### To do
Locate the word "的地属性伤害" in the data below, then copy every line that holds it.

-.-.-

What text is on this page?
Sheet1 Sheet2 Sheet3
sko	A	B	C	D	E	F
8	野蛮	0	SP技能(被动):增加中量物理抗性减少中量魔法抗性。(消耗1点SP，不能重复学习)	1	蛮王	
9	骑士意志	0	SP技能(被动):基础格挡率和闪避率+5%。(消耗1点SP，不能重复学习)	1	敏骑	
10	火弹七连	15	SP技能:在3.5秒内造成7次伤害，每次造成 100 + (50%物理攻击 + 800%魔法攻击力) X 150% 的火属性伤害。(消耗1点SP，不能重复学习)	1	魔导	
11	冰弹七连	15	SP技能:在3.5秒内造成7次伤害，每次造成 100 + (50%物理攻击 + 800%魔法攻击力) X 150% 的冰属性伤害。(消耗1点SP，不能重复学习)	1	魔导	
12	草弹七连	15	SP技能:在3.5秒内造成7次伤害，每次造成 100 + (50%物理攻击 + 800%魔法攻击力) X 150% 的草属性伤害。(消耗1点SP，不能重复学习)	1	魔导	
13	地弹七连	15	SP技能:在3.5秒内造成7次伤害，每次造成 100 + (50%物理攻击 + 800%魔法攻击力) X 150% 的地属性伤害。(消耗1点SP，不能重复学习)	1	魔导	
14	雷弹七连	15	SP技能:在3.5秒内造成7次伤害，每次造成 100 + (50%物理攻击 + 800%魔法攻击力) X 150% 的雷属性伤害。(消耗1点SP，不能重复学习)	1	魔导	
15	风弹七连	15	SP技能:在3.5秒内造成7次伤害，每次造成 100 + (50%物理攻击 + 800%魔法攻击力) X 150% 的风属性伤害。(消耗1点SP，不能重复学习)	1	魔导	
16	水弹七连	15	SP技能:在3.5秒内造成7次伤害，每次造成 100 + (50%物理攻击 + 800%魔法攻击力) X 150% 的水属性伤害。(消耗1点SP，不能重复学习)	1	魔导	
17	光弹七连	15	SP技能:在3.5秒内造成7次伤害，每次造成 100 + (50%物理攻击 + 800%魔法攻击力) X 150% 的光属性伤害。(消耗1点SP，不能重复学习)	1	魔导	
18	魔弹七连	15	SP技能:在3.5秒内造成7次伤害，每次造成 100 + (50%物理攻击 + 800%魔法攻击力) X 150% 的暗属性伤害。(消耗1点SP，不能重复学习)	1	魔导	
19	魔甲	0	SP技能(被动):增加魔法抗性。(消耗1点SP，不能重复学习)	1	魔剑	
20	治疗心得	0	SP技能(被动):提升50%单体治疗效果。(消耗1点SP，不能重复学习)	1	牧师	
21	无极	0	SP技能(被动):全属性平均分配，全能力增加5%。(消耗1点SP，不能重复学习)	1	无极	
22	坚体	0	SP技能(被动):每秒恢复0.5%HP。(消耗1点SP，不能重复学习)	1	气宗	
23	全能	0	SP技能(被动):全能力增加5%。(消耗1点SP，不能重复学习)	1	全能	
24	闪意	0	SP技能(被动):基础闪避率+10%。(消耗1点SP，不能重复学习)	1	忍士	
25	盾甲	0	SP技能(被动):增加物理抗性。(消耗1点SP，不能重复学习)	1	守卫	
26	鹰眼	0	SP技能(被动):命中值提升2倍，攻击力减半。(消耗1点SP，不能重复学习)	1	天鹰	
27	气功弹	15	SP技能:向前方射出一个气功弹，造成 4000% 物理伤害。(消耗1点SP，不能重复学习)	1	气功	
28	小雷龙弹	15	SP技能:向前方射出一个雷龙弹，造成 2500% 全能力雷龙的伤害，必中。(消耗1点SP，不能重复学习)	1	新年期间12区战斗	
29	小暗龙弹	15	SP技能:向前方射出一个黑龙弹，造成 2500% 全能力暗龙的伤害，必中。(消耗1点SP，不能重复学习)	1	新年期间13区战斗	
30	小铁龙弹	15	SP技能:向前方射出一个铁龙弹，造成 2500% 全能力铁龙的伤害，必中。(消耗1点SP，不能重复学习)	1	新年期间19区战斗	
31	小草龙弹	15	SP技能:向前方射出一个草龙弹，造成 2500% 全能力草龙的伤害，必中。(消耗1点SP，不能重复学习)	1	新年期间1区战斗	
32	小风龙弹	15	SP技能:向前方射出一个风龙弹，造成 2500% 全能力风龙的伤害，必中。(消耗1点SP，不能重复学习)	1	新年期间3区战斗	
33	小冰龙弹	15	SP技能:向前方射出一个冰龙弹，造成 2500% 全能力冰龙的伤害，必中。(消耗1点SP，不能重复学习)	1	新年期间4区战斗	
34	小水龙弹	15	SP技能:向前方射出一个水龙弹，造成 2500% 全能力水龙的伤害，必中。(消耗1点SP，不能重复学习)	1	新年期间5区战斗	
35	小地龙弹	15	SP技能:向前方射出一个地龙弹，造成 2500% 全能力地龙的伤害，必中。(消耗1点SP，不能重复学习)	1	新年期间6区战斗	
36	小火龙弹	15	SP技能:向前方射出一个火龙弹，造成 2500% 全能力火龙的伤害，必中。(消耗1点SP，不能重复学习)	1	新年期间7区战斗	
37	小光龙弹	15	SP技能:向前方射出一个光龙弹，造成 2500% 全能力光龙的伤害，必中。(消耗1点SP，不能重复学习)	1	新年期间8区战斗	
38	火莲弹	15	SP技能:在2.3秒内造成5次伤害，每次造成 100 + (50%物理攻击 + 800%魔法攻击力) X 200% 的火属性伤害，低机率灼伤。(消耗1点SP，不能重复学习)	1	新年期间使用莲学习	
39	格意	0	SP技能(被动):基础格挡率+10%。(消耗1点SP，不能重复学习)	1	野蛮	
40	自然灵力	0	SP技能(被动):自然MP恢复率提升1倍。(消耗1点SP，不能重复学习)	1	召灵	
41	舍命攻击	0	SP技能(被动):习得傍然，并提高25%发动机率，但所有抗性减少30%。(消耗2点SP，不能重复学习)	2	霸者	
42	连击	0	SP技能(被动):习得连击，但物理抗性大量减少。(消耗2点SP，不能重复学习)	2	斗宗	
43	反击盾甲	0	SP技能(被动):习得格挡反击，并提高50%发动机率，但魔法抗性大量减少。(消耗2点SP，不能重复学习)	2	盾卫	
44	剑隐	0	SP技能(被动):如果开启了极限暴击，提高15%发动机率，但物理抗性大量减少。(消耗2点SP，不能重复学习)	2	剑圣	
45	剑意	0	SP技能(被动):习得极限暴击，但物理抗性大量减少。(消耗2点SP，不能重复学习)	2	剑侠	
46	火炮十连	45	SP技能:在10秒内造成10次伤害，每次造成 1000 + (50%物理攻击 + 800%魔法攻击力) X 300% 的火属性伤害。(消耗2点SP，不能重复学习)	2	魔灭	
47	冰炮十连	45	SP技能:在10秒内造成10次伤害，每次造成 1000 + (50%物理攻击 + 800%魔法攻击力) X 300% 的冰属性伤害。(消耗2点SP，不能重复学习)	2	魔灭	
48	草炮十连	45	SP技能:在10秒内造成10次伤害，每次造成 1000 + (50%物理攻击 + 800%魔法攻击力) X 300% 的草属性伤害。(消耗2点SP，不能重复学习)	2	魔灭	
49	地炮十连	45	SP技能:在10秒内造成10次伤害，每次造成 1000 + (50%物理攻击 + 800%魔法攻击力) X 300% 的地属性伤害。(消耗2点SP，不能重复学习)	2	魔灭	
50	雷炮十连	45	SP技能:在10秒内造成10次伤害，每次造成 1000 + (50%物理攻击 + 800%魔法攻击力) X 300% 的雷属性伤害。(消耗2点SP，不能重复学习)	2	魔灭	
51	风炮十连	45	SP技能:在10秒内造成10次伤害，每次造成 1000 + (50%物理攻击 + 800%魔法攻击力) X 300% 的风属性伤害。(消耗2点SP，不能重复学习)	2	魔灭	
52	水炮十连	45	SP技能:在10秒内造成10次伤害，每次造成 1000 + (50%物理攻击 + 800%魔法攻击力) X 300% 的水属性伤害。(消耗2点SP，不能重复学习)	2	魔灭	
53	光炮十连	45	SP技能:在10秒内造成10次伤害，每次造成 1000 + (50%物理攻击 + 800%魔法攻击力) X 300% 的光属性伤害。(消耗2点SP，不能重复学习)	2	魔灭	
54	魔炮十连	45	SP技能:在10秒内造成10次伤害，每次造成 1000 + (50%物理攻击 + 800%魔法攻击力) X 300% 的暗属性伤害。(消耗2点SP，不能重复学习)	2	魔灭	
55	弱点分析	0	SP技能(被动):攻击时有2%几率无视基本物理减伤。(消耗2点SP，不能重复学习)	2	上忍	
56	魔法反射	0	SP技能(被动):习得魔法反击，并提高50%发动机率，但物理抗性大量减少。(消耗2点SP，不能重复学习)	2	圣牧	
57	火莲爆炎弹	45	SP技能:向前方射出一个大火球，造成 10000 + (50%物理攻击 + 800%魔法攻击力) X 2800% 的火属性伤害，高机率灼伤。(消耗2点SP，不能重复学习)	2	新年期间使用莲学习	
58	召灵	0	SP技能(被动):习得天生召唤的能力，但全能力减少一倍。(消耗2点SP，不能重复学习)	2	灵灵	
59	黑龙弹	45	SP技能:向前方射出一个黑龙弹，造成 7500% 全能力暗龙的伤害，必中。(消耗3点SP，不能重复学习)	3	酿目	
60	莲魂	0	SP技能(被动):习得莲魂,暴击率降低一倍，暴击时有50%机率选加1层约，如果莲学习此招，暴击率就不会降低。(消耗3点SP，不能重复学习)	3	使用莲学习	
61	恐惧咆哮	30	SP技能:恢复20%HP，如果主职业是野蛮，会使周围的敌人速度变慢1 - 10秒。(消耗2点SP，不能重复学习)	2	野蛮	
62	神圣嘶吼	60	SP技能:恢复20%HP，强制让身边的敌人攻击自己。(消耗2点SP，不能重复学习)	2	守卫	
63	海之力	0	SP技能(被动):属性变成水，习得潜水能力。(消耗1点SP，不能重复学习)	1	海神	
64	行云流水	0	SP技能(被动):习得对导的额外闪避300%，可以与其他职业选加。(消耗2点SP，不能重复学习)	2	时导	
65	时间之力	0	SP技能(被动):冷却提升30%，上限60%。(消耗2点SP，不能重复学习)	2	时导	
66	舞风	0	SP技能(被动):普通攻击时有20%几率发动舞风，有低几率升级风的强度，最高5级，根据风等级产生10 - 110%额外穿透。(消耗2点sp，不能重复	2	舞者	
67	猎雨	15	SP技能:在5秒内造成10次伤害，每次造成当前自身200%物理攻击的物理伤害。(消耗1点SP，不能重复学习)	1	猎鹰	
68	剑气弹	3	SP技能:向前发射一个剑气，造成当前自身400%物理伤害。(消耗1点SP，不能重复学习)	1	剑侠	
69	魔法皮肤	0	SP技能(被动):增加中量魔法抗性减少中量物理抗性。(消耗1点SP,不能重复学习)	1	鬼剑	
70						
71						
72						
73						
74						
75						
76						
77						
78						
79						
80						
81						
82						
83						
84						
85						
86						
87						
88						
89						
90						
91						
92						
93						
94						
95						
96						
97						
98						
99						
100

-.-.-

### Result for this task
13	地弹七连	15	SP技能:在3.5秒内造成7次伤害，每次造成 100 + (50%物理攻击 + 800%魔法攻击力) X 150% 的地属性伤害。(消耗1点SP，不能重复学习)	1	魔导	
49	地炮十连	45	SP技能:在10秒内造成10次伤害，每次造成 1000 + (50%物理攻击 + 800%魔法攻击力) X 300% 的地属性伤害。(消耗2点SP，不能重复学习)	2	魔灭	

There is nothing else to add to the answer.